# Written problem:
Below are the entries; count the lines in them that contain the word "Velocity" and give only the number.

== Material

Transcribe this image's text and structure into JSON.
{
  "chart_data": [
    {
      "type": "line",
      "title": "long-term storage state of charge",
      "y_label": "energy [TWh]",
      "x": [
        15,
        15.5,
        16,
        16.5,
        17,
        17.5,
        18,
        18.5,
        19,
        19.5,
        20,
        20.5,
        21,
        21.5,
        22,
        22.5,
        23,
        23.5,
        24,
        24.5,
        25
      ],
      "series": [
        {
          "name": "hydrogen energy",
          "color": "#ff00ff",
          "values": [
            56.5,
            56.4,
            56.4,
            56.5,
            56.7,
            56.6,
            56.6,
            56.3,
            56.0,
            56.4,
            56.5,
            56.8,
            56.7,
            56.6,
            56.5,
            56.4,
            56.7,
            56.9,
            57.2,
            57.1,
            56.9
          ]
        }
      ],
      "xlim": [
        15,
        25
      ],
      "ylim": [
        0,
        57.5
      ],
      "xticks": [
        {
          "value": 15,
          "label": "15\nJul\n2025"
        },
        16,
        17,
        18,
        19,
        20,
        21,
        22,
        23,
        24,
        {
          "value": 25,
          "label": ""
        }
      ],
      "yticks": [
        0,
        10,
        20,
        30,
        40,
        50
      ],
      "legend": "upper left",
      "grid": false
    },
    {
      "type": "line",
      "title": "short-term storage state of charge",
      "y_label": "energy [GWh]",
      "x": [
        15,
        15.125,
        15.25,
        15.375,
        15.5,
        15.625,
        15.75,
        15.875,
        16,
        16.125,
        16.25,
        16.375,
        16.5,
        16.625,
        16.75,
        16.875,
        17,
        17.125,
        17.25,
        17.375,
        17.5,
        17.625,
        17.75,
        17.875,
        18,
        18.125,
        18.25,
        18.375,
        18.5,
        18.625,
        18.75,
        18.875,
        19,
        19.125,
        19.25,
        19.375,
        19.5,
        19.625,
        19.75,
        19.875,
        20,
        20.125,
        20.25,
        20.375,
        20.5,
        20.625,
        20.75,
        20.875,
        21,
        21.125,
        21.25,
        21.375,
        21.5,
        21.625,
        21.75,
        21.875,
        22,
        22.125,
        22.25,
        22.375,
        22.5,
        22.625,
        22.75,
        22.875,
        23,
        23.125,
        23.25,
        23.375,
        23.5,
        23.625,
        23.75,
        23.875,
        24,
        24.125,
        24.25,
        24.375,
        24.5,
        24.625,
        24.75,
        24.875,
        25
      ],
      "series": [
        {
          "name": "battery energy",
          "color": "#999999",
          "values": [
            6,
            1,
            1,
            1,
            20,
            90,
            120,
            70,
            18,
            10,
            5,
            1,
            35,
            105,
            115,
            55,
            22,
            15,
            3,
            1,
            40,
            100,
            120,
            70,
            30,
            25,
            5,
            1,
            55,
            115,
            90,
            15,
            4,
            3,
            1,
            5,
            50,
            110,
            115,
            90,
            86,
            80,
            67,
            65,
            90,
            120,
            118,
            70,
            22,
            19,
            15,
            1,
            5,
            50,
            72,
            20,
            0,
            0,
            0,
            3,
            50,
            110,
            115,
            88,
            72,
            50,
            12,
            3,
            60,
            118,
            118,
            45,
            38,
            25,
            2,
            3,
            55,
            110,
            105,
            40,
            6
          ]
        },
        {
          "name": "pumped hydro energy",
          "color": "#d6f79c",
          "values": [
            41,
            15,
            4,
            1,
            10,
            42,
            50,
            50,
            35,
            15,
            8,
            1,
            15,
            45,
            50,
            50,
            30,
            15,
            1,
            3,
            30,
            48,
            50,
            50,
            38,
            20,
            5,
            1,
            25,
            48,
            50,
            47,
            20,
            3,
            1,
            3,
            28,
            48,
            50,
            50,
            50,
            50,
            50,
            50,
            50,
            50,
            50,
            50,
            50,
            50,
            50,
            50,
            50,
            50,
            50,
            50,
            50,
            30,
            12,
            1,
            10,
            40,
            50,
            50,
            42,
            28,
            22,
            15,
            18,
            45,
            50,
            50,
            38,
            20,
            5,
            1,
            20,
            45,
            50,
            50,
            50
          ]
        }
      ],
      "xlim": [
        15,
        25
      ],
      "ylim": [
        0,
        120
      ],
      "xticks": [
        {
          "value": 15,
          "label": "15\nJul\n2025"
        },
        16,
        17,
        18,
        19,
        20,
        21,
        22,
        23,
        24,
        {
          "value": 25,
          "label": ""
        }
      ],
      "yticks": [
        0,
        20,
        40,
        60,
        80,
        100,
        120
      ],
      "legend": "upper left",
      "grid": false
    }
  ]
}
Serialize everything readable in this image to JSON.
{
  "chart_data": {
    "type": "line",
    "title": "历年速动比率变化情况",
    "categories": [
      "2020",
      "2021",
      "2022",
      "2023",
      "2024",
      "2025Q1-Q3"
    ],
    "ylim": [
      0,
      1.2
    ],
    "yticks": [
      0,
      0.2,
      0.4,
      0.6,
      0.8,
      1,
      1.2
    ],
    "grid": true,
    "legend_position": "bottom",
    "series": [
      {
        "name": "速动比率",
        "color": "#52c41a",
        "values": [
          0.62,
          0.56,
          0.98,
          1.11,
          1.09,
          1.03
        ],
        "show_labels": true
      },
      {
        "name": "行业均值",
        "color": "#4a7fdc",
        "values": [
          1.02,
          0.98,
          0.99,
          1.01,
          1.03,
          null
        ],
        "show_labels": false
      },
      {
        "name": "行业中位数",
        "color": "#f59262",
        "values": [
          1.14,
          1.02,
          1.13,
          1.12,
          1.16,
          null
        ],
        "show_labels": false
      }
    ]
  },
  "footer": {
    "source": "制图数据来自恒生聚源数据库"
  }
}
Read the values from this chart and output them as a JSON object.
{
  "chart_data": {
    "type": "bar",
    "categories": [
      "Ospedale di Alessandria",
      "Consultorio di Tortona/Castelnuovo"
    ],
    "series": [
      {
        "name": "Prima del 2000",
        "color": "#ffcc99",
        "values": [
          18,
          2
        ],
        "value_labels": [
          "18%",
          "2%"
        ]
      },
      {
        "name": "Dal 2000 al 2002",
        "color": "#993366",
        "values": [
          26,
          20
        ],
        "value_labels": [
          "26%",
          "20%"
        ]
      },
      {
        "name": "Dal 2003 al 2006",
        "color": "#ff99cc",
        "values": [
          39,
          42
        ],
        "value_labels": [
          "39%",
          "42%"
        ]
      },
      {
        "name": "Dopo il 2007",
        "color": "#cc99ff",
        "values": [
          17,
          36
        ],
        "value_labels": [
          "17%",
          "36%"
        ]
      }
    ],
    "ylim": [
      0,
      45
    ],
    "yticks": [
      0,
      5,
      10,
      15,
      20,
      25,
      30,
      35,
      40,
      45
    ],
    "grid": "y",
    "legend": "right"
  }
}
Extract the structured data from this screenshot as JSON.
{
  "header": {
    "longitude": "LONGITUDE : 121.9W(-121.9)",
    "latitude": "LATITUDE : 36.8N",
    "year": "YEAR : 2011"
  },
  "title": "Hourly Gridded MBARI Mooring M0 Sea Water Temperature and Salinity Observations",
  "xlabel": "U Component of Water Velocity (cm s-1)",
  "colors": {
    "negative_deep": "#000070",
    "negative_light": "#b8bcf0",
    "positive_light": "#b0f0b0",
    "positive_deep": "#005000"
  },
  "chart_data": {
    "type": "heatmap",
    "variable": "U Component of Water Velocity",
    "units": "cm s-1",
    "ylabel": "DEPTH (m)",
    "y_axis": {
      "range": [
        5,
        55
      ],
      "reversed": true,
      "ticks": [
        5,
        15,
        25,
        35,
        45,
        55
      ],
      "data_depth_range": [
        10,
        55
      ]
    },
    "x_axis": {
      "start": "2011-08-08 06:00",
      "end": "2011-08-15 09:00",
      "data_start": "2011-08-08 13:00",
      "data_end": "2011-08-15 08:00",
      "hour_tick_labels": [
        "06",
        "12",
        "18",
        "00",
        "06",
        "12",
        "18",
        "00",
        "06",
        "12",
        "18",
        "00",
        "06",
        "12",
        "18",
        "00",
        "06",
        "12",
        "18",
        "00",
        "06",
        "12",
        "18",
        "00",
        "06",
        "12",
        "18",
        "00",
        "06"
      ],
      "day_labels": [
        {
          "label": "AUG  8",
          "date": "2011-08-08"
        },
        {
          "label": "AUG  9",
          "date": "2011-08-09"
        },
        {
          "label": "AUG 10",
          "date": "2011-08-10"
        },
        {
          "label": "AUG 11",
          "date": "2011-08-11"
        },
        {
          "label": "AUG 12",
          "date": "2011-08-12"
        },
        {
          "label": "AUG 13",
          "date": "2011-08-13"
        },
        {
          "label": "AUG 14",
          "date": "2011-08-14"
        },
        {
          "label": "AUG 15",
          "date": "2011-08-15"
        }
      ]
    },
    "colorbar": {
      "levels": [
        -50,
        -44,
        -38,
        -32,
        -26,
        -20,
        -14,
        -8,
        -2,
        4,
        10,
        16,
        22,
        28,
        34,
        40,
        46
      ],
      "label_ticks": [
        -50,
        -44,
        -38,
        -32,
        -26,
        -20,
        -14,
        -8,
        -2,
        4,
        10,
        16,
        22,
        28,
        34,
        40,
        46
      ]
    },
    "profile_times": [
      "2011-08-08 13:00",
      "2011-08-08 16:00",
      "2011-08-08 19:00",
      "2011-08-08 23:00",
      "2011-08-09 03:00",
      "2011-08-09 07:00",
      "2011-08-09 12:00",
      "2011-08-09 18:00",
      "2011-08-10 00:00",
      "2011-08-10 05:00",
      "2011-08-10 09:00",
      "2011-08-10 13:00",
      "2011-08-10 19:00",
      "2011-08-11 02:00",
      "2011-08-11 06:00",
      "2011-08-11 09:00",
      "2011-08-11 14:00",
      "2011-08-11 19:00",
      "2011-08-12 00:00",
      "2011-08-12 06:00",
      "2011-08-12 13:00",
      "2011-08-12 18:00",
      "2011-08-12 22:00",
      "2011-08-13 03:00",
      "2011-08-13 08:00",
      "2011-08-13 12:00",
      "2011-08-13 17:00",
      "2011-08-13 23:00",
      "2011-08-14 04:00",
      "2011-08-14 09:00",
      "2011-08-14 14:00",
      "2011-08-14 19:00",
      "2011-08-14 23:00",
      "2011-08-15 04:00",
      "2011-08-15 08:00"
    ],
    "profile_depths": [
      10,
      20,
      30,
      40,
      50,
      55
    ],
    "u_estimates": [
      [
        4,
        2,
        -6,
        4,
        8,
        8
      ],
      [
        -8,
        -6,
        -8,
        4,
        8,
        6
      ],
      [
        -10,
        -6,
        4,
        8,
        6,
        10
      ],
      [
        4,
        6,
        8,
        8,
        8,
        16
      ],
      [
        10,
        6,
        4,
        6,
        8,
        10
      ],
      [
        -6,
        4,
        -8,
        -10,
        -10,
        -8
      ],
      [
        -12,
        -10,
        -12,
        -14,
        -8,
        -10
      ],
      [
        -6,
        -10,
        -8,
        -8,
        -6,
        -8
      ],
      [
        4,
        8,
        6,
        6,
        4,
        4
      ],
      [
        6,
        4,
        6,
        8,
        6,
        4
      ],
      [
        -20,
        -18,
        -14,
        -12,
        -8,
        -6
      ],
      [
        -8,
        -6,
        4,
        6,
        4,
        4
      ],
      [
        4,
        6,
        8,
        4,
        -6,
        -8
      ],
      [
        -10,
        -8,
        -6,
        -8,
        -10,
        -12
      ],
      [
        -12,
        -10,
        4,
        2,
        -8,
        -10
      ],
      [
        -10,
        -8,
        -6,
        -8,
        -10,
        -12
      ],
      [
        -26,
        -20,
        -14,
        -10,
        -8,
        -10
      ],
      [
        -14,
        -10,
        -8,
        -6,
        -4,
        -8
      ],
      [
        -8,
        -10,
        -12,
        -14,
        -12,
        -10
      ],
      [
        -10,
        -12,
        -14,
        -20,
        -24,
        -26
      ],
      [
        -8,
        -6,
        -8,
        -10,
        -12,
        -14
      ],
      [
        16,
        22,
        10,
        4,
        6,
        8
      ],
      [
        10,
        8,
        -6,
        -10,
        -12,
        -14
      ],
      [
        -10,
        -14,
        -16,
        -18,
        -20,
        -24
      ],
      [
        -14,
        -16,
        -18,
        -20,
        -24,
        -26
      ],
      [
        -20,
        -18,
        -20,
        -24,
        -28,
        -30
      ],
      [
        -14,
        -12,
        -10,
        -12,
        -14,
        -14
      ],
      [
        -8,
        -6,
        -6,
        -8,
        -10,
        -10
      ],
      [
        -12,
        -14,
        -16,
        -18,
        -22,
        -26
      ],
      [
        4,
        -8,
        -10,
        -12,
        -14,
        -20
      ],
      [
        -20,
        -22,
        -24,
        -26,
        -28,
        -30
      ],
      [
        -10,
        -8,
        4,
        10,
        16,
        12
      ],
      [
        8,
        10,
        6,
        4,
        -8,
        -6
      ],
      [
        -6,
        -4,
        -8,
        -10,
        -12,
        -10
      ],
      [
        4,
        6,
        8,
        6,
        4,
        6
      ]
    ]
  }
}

====

# Answer in full:
2